-- Exercise requirements --
Reproduce all lines of the listing below in which the word "bottles" occurs.

= = =

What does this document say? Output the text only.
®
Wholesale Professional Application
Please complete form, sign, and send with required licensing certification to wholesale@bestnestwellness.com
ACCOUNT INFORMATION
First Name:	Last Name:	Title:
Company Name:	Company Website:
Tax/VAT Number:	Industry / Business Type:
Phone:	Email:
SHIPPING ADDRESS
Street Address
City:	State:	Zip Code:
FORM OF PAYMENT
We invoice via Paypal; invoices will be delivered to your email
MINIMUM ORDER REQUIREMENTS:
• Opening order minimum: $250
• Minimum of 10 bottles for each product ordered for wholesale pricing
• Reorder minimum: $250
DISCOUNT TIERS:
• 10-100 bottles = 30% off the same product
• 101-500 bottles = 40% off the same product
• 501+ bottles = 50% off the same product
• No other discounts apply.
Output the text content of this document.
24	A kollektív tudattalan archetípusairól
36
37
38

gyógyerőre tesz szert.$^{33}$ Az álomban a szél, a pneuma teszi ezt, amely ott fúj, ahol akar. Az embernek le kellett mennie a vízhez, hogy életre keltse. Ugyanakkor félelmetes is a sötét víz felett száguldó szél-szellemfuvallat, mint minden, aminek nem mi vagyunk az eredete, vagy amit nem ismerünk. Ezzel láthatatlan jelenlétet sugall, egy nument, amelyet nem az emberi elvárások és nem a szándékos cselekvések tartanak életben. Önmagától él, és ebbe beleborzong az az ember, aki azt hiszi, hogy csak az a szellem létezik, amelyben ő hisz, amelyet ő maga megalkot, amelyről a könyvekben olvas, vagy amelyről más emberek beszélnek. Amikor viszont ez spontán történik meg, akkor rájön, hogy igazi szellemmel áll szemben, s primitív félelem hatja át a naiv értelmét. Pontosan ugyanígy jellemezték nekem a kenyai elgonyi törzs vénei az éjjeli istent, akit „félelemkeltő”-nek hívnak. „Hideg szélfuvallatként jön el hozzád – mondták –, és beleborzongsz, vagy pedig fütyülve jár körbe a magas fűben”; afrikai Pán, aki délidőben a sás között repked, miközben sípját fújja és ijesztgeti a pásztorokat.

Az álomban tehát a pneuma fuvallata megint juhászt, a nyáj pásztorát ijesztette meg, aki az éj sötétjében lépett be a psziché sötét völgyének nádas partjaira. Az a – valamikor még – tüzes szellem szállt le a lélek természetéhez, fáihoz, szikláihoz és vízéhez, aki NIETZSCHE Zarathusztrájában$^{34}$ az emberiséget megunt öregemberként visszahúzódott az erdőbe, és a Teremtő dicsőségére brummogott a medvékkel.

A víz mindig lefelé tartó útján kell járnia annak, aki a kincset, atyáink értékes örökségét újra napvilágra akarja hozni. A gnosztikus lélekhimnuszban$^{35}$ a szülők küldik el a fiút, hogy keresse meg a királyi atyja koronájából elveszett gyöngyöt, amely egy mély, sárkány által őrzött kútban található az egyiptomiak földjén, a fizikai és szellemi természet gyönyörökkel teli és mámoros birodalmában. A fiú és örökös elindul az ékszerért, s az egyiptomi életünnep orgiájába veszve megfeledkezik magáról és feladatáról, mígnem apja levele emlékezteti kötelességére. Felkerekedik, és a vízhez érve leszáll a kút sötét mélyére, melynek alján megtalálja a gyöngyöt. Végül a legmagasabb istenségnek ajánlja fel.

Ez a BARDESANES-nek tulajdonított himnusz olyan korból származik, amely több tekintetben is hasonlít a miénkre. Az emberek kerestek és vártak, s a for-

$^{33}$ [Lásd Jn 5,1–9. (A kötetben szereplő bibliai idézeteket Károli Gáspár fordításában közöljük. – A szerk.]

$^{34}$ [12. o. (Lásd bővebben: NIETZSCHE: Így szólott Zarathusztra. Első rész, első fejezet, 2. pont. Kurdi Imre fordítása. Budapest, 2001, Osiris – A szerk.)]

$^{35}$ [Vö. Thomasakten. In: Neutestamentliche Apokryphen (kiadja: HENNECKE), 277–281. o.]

= = =

-- Worked answer --
• Minimum of 10 bottles for each product ordered for wholesale pricing
• 10-100 bottles = 30% off the same product
• 101-500 bottles = 40% off the same product
• 501+ bottles = 50% off the same product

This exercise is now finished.